======== Data records
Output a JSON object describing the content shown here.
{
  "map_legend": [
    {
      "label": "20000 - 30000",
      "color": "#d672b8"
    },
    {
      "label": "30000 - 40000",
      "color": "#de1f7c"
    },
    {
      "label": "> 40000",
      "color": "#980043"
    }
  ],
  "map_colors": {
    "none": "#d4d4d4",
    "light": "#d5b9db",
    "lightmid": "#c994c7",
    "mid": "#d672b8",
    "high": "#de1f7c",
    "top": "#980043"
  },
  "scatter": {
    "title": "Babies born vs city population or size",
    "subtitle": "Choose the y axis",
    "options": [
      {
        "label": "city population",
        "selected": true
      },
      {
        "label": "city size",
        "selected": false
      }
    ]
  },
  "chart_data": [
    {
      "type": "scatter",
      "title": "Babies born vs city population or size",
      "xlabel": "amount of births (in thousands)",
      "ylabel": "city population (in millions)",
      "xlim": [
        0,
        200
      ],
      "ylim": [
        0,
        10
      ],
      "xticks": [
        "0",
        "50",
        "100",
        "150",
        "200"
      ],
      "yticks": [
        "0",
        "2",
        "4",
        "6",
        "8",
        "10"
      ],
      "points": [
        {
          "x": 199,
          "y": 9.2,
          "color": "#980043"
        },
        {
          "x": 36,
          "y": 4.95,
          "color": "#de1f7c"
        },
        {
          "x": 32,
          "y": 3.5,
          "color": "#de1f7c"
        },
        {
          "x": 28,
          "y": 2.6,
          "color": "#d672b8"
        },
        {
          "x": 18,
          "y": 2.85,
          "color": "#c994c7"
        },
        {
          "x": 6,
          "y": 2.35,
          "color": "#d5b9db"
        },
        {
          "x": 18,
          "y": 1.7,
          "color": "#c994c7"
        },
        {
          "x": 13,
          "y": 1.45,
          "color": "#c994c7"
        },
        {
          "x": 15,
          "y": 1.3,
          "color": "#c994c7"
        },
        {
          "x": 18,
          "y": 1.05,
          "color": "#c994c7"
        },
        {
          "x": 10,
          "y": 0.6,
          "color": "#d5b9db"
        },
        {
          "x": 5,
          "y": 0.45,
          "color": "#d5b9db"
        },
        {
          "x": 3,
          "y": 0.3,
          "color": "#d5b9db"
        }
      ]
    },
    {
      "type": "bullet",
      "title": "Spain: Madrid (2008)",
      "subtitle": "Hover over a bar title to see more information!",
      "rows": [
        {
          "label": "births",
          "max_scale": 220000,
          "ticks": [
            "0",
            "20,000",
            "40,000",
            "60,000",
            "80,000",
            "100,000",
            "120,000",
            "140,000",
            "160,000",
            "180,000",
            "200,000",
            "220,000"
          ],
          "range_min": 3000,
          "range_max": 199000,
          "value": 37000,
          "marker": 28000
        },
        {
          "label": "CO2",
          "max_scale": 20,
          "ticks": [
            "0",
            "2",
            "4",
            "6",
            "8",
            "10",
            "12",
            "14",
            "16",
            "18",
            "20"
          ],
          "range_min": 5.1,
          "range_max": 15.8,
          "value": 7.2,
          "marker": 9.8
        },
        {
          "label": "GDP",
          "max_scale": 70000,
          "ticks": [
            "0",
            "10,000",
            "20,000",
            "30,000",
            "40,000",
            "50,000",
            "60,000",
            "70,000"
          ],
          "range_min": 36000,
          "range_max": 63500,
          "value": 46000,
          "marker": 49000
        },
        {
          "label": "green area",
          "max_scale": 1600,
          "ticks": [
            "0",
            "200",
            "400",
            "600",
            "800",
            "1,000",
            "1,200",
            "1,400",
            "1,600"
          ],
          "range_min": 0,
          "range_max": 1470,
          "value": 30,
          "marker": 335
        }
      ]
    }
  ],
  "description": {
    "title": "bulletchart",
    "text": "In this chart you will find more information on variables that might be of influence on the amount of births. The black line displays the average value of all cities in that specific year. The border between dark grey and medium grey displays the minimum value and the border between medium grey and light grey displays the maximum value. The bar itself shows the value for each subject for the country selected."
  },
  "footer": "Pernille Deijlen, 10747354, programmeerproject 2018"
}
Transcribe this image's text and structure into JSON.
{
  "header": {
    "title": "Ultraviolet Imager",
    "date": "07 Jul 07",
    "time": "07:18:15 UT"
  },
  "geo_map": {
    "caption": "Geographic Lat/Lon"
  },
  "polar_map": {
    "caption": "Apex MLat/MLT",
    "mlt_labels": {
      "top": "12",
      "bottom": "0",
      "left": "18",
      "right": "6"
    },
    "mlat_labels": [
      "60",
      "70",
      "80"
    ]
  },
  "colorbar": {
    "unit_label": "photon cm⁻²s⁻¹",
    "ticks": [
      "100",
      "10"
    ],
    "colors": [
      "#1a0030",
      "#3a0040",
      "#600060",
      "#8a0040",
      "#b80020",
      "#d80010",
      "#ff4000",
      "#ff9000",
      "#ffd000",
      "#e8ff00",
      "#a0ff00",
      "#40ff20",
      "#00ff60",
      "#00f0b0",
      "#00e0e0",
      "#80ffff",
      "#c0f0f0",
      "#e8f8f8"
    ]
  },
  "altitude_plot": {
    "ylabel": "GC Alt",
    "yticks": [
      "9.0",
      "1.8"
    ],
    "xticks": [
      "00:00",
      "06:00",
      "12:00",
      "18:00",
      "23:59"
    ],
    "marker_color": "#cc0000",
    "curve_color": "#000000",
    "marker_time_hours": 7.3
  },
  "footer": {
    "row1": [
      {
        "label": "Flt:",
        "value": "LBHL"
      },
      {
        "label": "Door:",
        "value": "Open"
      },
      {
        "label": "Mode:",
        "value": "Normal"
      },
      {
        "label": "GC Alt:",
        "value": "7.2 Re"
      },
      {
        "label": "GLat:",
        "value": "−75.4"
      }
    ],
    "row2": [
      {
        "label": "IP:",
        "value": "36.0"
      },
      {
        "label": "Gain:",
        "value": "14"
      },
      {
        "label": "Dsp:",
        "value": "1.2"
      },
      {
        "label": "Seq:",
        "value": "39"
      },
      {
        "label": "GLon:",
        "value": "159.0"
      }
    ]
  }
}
================
======== Data records
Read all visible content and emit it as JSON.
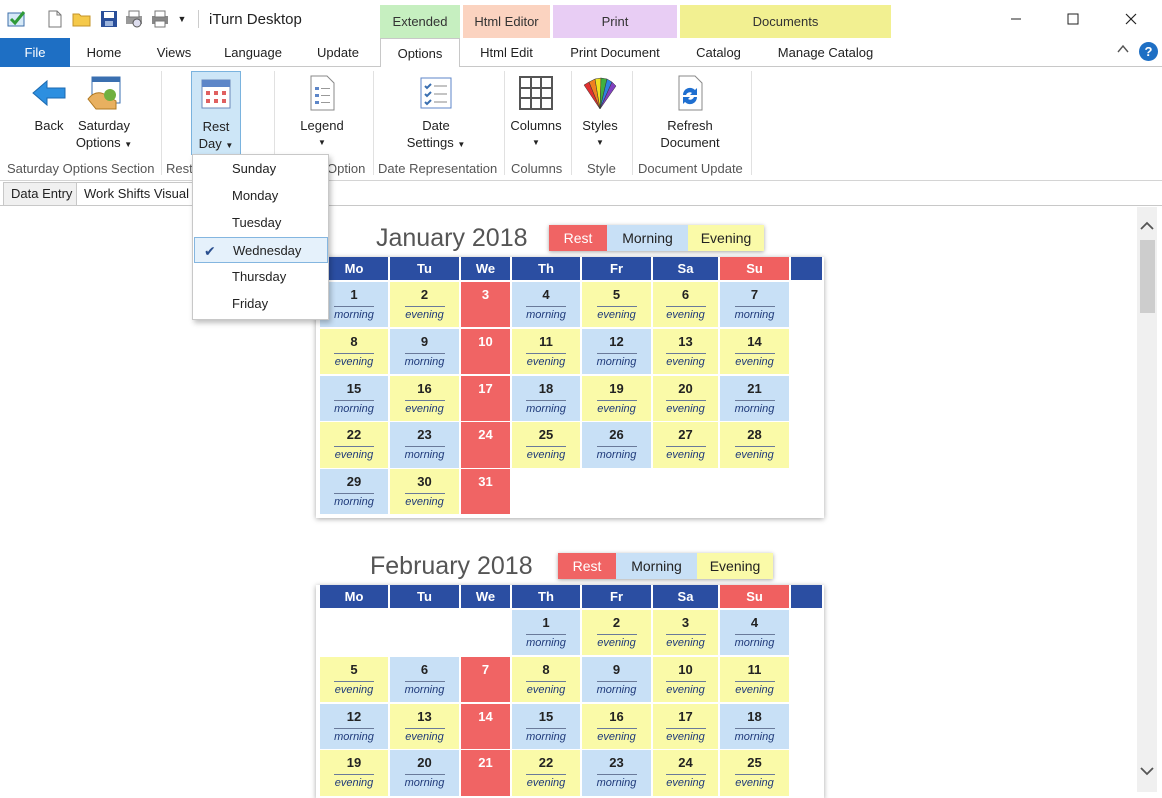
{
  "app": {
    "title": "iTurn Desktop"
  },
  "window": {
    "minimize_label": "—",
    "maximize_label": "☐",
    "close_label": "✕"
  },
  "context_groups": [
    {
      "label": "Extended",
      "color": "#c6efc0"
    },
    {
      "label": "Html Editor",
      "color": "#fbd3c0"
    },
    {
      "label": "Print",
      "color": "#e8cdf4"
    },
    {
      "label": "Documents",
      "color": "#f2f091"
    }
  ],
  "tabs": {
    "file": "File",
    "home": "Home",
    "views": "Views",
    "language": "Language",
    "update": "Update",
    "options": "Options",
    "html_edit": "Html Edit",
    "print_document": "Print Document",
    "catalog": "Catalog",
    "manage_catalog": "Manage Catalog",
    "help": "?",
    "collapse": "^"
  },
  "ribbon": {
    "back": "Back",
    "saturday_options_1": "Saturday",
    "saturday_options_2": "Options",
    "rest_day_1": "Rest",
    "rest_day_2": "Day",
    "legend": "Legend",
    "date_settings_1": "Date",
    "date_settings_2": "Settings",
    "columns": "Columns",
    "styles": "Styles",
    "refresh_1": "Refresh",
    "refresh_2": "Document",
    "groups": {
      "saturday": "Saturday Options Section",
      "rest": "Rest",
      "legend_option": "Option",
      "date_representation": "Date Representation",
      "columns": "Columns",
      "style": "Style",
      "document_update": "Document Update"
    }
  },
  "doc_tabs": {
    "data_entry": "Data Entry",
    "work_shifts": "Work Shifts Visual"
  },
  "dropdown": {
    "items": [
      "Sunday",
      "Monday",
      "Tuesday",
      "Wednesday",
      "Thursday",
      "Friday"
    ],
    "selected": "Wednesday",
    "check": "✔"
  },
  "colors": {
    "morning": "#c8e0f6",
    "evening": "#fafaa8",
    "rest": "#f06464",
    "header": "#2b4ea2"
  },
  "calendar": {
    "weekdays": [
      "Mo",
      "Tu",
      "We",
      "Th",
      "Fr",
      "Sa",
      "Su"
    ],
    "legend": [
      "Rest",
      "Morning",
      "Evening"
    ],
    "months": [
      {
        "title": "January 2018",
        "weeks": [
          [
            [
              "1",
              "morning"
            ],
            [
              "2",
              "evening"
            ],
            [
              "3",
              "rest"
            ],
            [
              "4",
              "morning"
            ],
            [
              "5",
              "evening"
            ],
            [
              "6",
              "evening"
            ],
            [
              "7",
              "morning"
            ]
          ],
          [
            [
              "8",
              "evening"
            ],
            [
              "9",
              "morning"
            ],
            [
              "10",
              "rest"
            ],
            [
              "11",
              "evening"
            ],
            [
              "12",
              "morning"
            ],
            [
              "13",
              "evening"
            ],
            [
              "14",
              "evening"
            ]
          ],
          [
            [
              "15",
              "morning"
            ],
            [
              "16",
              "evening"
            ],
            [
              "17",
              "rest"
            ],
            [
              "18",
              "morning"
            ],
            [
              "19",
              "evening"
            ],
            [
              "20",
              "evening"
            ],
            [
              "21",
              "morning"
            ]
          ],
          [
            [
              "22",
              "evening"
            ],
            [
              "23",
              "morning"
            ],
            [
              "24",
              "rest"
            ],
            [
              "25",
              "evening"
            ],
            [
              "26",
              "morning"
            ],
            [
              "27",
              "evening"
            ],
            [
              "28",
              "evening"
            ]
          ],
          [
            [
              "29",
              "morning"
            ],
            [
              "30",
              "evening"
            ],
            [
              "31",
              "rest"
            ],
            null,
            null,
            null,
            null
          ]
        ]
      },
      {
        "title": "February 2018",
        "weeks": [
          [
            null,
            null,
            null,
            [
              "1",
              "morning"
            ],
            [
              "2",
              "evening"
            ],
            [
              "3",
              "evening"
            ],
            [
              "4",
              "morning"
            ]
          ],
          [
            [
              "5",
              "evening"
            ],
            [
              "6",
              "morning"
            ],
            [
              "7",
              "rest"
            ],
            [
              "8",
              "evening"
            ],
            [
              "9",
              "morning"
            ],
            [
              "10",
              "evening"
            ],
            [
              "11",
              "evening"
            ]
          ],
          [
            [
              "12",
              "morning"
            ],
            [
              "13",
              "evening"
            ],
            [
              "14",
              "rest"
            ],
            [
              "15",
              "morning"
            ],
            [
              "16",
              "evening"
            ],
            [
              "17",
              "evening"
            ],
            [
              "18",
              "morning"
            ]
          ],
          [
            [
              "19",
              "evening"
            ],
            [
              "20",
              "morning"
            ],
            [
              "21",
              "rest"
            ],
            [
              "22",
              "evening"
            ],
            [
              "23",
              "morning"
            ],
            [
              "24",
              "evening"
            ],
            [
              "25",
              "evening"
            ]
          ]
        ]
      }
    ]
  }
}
================
======== Data records
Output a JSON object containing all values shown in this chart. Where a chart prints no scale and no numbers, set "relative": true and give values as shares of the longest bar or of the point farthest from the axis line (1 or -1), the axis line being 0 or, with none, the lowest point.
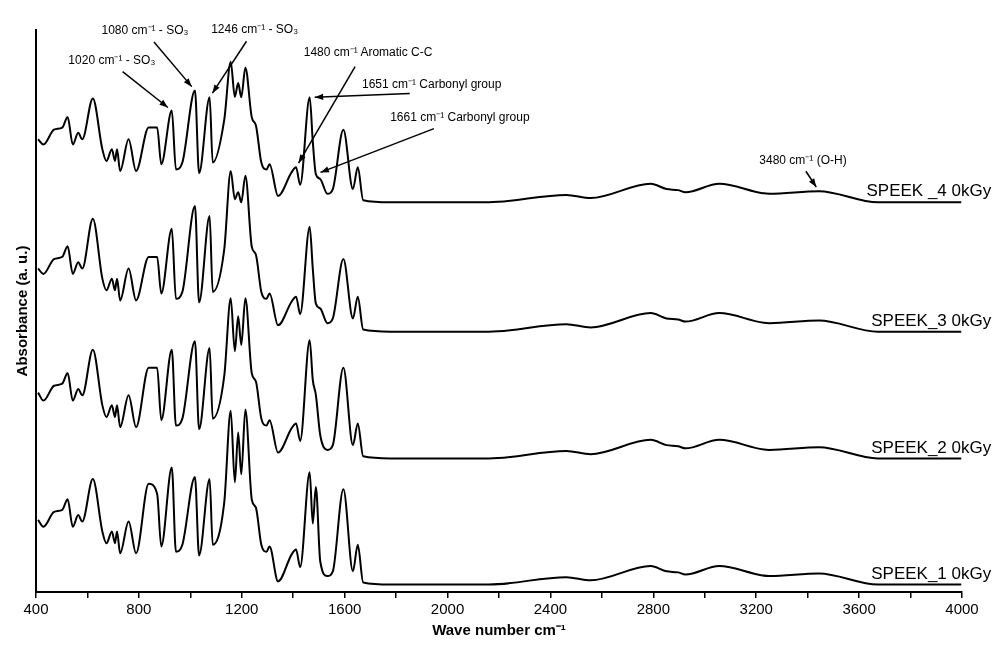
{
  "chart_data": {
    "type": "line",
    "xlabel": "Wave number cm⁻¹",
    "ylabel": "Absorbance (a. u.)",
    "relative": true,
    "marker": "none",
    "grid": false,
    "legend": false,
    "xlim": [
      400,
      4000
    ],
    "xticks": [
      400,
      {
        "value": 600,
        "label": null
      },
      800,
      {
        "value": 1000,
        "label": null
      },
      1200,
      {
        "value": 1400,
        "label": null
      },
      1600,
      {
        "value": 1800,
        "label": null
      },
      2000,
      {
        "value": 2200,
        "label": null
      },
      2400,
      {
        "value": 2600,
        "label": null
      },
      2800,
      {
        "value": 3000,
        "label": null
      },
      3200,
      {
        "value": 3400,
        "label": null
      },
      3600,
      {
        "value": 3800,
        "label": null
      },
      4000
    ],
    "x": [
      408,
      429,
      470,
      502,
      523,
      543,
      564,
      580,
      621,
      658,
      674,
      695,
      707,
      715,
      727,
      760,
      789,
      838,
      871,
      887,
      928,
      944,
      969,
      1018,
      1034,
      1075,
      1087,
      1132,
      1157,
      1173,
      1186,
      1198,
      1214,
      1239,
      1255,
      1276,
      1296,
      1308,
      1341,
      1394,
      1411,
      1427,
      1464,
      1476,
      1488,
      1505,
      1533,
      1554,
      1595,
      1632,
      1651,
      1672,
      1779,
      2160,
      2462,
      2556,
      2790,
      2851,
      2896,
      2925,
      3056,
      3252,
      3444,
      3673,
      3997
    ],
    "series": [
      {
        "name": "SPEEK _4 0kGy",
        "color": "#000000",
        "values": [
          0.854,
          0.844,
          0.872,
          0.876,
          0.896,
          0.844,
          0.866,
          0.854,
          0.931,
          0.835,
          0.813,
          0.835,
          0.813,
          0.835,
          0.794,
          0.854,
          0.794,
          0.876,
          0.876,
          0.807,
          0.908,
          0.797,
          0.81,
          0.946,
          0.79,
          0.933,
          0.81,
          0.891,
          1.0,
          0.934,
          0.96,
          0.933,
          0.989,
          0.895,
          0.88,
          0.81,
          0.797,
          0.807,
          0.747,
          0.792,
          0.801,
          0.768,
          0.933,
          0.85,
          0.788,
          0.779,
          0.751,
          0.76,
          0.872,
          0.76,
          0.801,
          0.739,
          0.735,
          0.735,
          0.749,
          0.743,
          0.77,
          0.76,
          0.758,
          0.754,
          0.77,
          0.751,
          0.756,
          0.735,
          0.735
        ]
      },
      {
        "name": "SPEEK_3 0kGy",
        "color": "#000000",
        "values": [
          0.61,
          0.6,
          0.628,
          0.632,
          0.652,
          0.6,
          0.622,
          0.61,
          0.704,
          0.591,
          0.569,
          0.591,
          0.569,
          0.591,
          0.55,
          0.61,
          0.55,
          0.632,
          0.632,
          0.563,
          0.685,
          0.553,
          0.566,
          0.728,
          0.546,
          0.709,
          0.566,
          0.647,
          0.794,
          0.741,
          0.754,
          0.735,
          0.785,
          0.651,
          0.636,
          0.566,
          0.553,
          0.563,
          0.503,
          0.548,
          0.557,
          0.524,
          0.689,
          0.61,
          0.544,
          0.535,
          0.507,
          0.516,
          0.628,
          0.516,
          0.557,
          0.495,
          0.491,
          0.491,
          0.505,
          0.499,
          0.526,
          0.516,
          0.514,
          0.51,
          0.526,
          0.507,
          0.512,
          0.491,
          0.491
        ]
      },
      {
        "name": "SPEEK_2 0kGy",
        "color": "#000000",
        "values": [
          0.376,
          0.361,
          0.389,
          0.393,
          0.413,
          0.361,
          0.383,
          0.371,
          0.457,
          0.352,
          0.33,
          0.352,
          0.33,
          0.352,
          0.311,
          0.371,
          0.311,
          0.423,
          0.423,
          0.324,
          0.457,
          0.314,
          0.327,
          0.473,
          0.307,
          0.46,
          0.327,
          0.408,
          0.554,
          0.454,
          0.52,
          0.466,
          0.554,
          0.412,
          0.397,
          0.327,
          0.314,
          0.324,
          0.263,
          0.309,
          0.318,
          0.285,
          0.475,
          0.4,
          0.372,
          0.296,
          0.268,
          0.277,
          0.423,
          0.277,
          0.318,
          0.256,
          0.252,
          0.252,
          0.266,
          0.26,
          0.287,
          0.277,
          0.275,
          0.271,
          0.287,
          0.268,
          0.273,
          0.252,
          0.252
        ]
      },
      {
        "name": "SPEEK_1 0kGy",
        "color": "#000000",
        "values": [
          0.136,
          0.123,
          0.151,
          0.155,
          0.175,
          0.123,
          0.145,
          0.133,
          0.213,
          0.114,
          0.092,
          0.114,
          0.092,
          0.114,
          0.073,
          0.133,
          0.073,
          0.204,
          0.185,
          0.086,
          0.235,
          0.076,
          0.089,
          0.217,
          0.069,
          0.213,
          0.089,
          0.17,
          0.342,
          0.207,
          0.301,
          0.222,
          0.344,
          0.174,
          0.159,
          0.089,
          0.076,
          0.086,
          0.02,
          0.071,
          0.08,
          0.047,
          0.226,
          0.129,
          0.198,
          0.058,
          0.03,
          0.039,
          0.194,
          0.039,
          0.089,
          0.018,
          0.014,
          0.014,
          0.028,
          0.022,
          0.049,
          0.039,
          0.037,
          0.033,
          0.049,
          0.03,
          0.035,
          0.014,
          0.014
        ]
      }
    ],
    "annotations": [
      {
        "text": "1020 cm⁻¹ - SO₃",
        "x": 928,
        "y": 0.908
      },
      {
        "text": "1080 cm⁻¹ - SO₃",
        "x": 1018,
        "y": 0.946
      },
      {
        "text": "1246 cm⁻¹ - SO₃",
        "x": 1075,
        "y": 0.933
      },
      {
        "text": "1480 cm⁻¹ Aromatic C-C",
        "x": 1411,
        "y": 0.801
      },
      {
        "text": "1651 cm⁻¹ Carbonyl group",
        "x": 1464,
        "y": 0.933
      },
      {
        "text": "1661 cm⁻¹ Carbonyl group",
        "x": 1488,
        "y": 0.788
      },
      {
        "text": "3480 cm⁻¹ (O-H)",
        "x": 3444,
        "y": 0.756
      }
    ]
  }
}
================
Task instructions: Return each line that includes "shown".

Answer for this exercise:
Output a JSON object describing the content shown here.
Output a JSON object containing all values shown in this chart. Where a chart prints no scale and no numbers, set "relative": true and give values as shares of the longest bar or of the point farthest from the axis line (1 or -1), the axis line being 0 or, with none, the lowest point.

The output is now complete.